*** The records ***
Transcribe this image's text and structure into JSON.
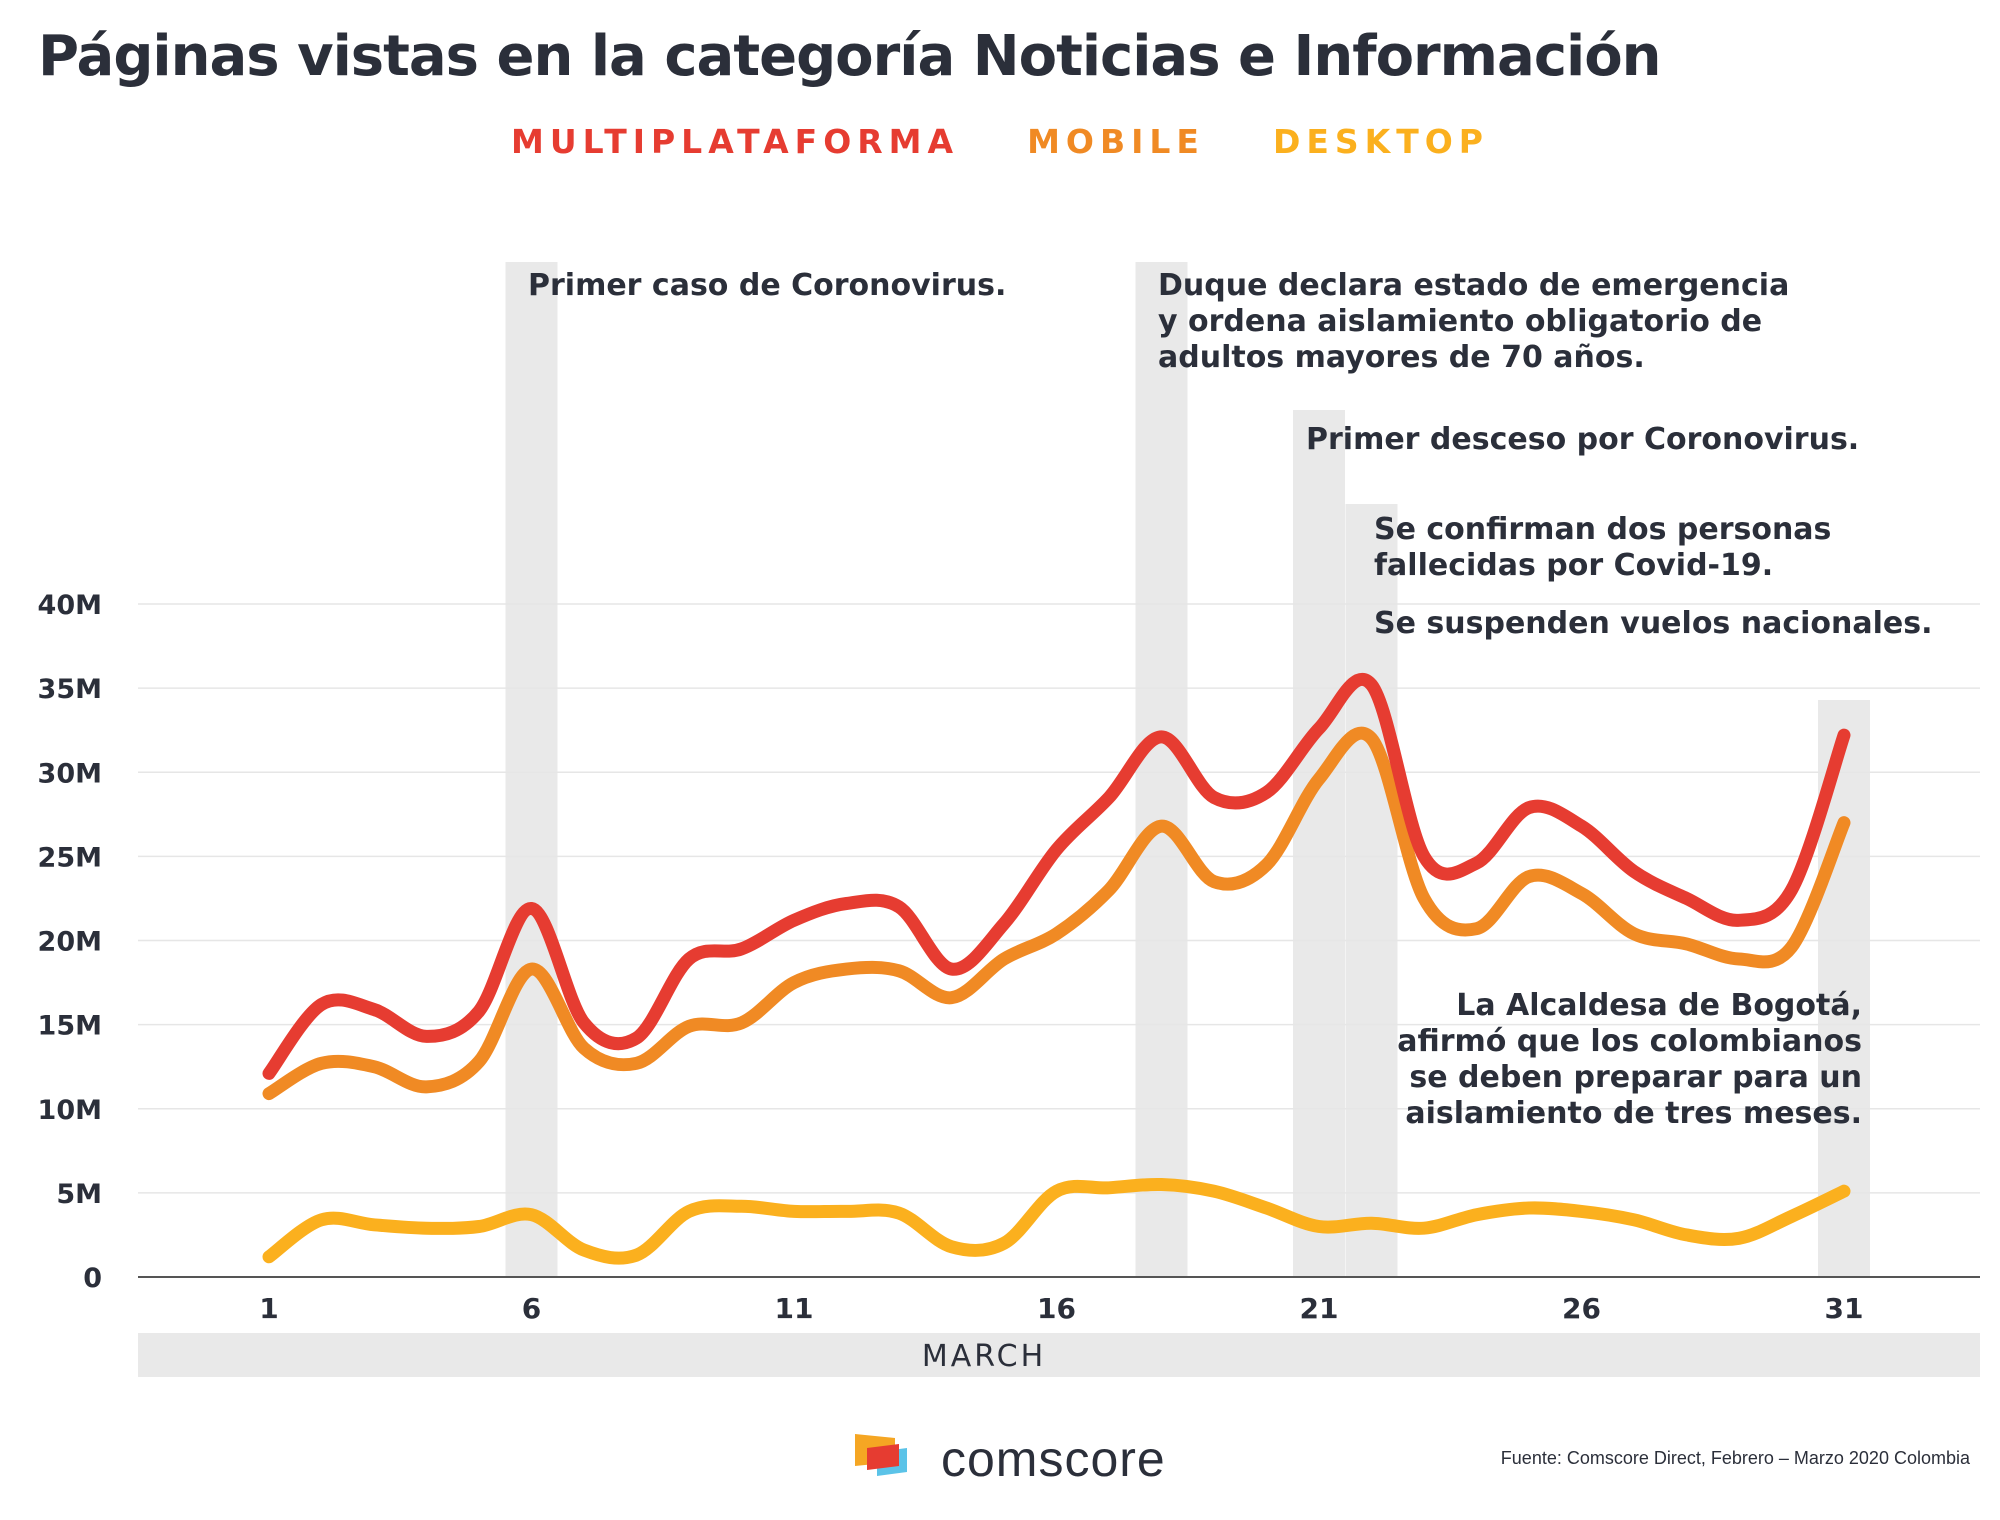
{
  "title": "Páginas vistas en la categoría Noticias e Información",
  "legend": [
    "MULTIPLATAFORMA",
    "MOBILE",
    "DESKTOP"
  ],
  "colors": {
    "multiplataforma": "#e63c31",
    "mobile": "#f08a24",
    "desktop": "#fbb01e",
    "band": "#e9e9e9",
    "text": "#2b2f3a",
    "grid": "#e6e6e6"
  },
  "annotations": {
    "first_case": [
      "Primer caso de Coronovirus."
    ],
    "emergency": [
      "Duque declara estado de emergencia",
      "y ordena aislamiento obligatorio de",
      "adultos mayores de 70 años."
    ],
    "first_death": [
      "Primer desceso por  Coronovirus."
    ],
    "two_deaths": [
      "Se confirman dos personas",
      "fallecidas por Covid-19."
    ],
    "flights": [
      "Se suspenden vuelos nacionales."
    ],
    "bogota": [
      "La Alcaldesa de Bogotá,",
      "afirmó que los colombianos",
      "se deben preparar para un",
      "aislamiento de tres meses."
    ]
  },
  "brand": "comscore",
  "source": "Fuente: Comscore Direct, Febrero – Marzo 2020 Colombia",
  "chart_data": {
    "type": "line",
    "xlabel": "MARCH",
    "ylabel": "",
    "x": [
      1,
      2,
      3,
      4,
      5,
      6,
      7,
      8,
      9,
      10,
      11,
      12,
      13,
      14,
      15,
      16,
      17,
      18,
      19,
      20,
      21,
      22,
      23,
      24,
      25,
      26,
      27,
      28,
      29,
      30,
      31
    ],
    "x_ticks": [
      1,
      6,
      11,
      16,
      21,
      26,
      31
    ],
    "y_ticks": [
      0,
      5,
      10,
      15,
      20,
      25,
      30,
      35,
      40
    ],
    "y_tick_labels": [
      "0",
      "5M",
      "10M",
      "15M",
      "20M",
      "25M",
      "30M",
      "35M",
      "40M"
    ],
    "ylim": [
      0,
      40
    ],
    "xlim": [
      1,
      31
    ],
    "grid": true,
    "legend_position": "top",
    "highlight_bands": [
      6,
      18,
      21,
      22,
      31
    ],
    "series": [
      {
        "name": "MULTIPLATAFORMA",
        "values": [
          12.1,
          16.2,
          15.9,
          14.3,
          15.8,
          21.9,
          15.1,
          14.2,
          18.9,
          19.5,
          21.2,
          22.2,
          22.0,
          18.3,
          21.0,
          25.4,
          28.5,
          32.1,
          28.5,
          28.8,
          32.6,
          35.2,
          25.0,
          24.6,
          27.9,
          26.8,
          24.1,
          22.5,
          21.2,
          23.0,
          32.2
        ]
      },
      {
        "name": "MOBILE",
        "values": [
          10.9,
          12.7,
          12.5,
          11.3,
          12.8,
          18.3,
          13.6,
          12.7,
          14.9,
          15.1,
          17.5,
          18.3,
          18.2,
          16.6,
          18.9,
          20.4,
          23.0,
          26.8,
          23.5,
          24.5,
          29.6,
          32.0,
          22.5,
          20.7,
          23.8,
          22.8,
          20.4,
          19.8,
          18.9,
          19.6,
          27.0
        ]
      },
      {
        "name": "DESKTOP",
        "values": [
          1.2,
          3.4,
          3.1,
          2.9,
          3.0,
          3.7,
          1.6,
          1.3,
          3.9,
          4.2,
          3.9,
          3.9,
          3.8,
          1.8,
          2.0,
          5.1,
          5.3,
          5.5,
          5.1,
          4.1,
          3.0,
          3.2,
          2.9,
          3.7,
          4.1,
          3.9,
          3.4,
          2.5,
          2.3,
          3.6,
          5.1
        ]
      }
    ]
  }
}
*** End of The records ***
◆ Task requirements ◆
Take the records above and transcribe them exactly, dropping every picture.

◆ Solution ◆
Transcribe this image's text and structure into JSON.
{
  "title": "Páginas vistas en la categoría Noticias e Información",
  "legend": [
    "MULTIPLATAFORMA",
    "MOBILE",
    "DESKTOP"
  ],
  "colors": {
    "multiplataforma": "#e63c31",
    "mobile": "#f08a24",
    "desktop": "#fbb01e",
    "band": "#e9e9e9",
    "text": "#2b2f3a",
    "grid": "#e6e6e6"
  },
  "annotations": {
    "first_case": [
      "Primer caso de Coronovirus."
    ],
    "emergency": [
      "Duque declara estado de emergencia",
      "y ordena aislamiento obligatorio de",
      "adultos mayores de 70 años."
    ],
    "first_death": [
      "Primer desceso por  Coronovirus."
    ],
    "two_deaths": [
      "Se confirman dos personas",
      "fallecidas por Covid-19."
    ],
    "flights": [
      "Se suspenden vuelos nacionales."
    ],
    "bogota": [
      "La Alcaldesa de Bogotá,",
      "afirmó que los colombianos",
      "se deben preparar para un",
      "aislamiento de tres meses."
    ]
  },
  "brand": "comscore",
  "source": "Fuente: Comscore Direct, Febrero – Marzo 2020 Colombia",
  "chart_data": {
    "type": "line",
    "xlabel": "MARCH",
    "ylabel": "",
    "x": [
      1,
      2,
      3,
      4,
      5,
      6,
      7,
      8,
      9,
      10,
      11,
      12,
      13,
      14,
      15,
      16,
      17,
      18,
      19,
      20,
      21,
      22,
      23,
      24,
      25,
      26,
      27,
      28,
      29,
      30,
      31
    ],
    "x_ticks": [
      1,
      6,
      11,
      16,
      21,
      26,
      31
    ],
    "y_ticks": [
      0,
      5,
      10,
      15,
      20,
      25,
      30,
      35,
      40
    ],
    "y_tick_labels": [
      "0",
      "5M",
      "10M",
      "15M",
      "20M",
      "25M",
      "30M",
      "35M",
      "40M"
    ],
    "ylim": [
      0,
      40
    ],
    "xlim": [
      1,
      31
    ],
    "grid": true,
    "legend_position": "top",
    "highlight_bands": [
      6,
      18,
      21,
      22,
      31
    ],
    "series": [
      {
        "name": "MULTIPLATAFORMA",
        "values": [
          12.1,
          16.2,
          15.9,
          14.3,
          15.8,
          21.9,
          15.1,
          14.2,
          18.9,
          19.5,
          21.2,
          22.2,
          22.0,
          18.3,
          21.0,
          25.4,
          28.5,
          32.1,
          28.5,
          28.8,
          32.6,
          35.2,
          25.0,
          24.6,
          27.9,
          26.8,
          24.1,
          22.5,
          21.2,
          23.0,
          32.2
        ]
      },
      {
        "name": "MOBILE",
        "values": [
          10.9,
          12.7,
          12.5,
          11.3,
          12.8,
          18.3,
          13.6,
          12.7,
          14.9,
          15.1,
          17.5,
          18.3,
          18.2,
          16.6,
          18.9,
          20.4,
          23.0,
          26.8,
          23.5,
          24.5,
          29.6,
          32.0,
          22.5,
          20.7,
          23.8,
          22.8,
          20.4,
          19.8,
          18.9,
          19.6,
          27.0
        ]
      },
      {
        "name": "DESKTOP",
        "values": [
          1.2,
          3.4,
          3.1,
          2.9,
          3.0,
          3.7,
          1.6,
          1.3,
          3.9,
          4.2,
          3.9,
          3.9,
          3.8,
          1.8,
          2.0,
          5.1,
          5.3,
          5.5,
          5.1,
          4.1,
          3.0,
          3.2,
          2.9,
          3.7,
          4.1,
          3.9,
          3.4,
          2.5,
          2.3,
          3.6,
          5.1
        ]
      }
    ]
  }
}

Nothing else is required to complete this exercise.